Exercise directions: Locate the word "Last" in the entries below, then gather every line that holds it.

Data provided:

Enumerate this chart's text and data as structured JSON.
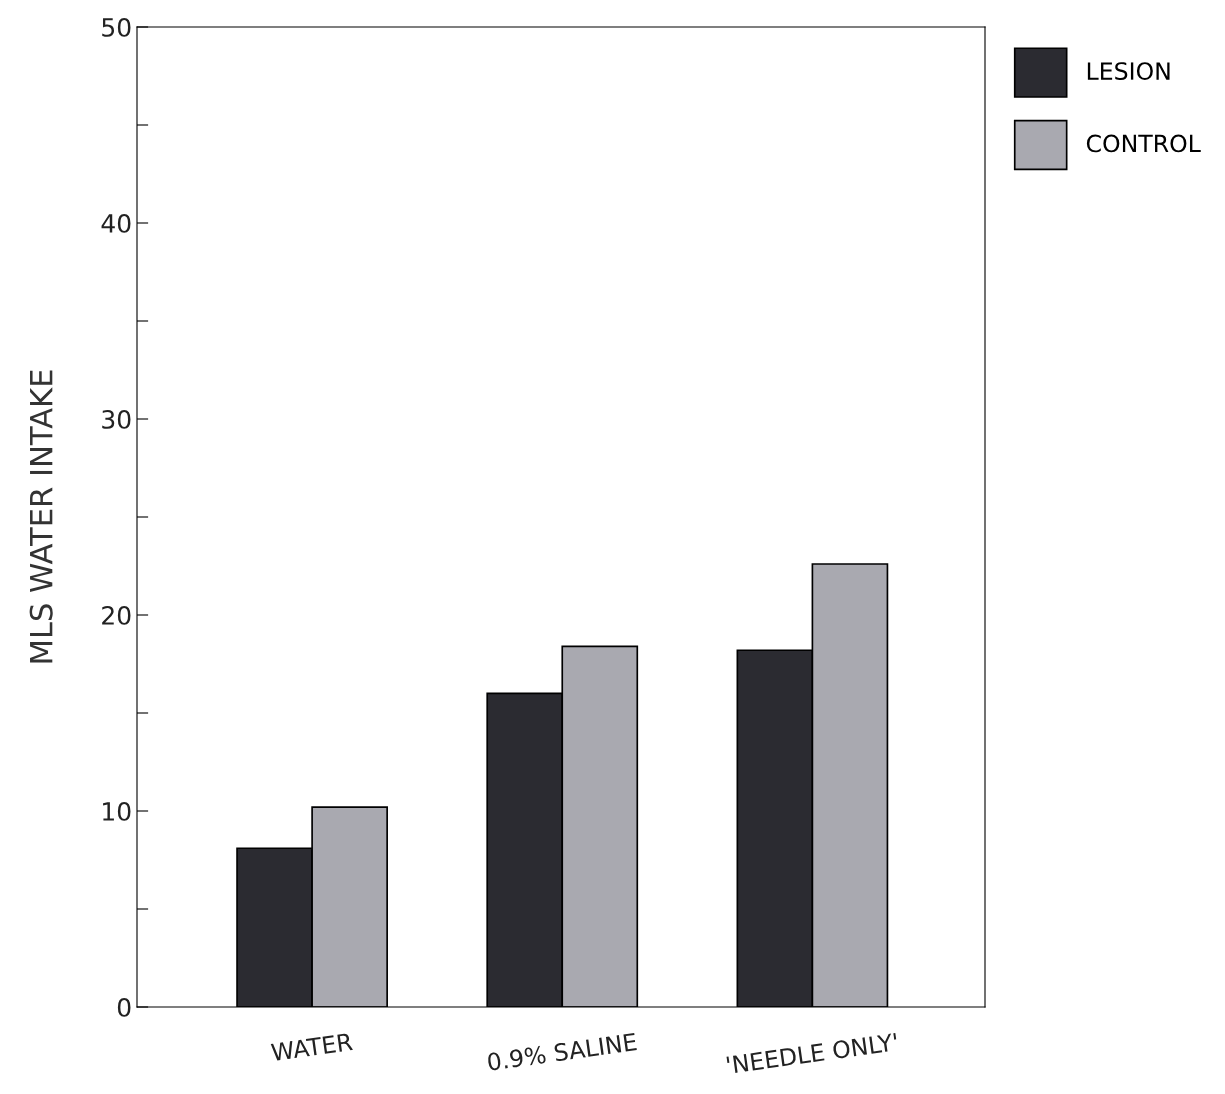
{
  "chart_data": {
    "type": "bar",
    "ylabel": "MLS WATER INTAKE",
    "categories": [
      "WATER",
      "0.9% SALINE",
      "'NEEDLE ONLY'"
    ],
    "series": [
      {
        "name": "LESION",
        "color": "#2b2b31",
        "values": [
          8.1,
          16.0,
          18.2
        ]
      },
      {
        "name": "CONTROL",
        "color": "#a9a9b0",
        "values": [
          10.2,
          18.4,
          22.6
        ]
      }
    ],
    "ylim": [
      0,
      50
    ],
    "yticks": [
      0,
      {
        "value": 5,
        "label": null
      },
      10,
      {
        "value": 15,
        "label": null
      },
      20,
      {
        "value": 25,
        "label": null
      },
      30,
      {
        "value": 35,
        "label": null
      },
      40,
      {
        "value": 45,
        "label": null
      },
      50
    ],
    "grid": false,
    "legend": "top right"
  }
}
==
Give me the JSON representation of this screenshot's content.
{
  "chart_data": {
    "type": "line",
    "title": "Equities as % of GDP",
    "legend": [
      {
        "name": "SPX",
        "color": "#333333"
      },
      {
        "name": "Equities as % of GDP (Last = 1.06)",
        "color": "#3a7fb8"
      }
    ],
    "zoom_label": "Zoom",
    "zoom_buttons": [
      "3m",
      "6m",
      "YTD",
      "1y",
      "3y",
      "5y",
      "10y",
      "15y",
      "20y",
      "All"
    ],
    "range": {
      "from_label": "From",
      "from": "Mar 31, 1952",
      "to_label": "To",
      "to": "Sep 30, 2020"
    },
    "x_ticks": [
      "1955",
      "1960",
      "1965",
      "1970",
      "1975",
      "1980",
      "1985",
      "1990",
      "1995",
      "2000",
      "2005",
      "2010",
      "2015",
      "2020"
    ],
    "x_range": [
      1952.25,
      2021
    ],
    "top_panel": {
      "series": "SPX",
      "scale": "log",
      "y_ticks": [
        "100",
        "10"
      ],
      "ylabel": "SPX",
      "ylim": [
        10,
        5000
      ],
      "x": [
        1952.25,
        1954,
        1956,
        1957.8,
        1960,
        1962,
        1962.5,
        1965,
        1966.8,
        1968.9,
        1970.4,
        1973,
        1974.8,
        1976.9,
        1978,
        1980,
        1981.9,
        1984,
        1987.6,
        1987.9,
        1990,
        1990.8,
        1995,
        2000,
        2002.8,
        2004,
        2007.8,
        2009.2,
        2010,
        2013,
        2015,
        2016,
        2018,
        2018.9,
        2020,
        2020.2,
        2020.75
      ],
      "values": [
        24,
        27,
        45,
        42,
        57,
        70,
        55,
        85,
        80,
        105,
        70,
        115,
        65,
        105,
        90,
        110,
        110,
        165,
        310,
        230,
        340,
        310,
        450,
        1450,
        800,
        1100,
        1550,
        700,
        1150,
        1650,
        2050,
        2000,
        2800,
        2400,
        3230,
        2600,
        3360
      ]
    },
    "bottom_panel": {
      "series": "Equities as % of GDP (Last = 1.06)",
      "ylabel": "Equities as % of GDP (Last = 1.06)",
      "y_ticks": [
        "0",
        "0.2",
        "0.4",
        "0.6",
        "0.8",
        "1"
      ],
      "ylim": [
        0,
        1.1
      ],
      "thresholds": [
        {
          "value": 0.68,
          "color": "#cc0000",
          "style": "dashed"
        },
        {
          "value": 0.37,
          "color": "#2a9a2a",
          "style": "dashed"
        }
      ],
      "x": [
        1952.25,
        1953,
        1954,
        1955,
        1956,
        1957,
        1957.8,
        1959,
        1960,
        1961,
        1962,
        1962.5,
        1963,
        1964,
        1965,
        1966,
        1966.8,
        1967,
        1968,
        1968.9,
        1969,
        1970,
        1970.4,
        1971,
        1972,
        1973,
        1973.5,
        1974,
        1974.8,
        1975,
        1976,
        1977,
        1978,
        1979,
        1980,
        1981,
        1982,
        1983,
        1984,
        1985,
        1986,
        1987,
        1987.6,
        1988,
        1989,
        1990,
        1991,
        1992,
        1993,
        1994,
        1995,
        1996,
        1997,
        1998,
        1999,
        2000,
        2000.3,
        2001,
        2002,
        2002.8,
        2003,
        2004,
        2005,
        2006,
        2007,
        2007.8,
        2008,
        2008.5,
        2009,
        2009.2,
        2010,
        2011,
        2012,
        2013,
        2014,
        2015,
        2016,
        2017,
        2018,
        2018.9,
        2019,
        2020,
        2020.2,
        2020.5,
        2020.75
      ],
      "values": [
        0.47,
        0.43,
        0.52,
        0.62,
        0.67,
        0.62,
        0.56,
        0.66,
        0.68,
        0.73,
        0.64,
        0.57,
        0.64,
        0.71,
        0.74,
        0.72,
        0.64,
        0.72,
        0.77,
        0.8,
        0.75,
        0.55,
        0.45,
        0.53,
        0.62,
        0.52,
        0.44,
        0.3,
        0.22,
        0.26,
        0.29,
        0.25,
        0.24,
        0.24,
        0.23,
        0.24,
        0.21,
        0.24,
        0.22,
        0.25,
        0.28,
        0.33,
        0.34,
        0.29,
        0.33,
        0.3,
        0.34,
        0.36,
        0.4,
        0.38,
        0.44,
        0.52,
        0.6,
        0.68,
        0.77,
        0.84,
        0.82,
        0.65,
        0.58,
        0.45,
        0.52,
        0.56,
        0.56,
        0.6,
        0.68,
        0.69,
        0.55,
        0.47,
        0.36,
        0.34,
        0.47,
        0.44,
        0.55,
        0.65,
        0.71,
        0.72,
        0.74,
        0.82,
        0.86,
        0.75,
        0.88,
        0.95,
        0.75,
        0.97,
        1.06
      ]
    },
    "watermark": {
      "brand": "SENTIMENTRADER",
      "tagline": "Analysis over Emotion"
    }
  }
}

Response:
        "name": "Equities as % of GDP (Last = 1.06)",
      "series": "Equities as % of GDP (Last = 1.06)",
      "ylabel": "Equities as % of GDP (Last = 1.06)",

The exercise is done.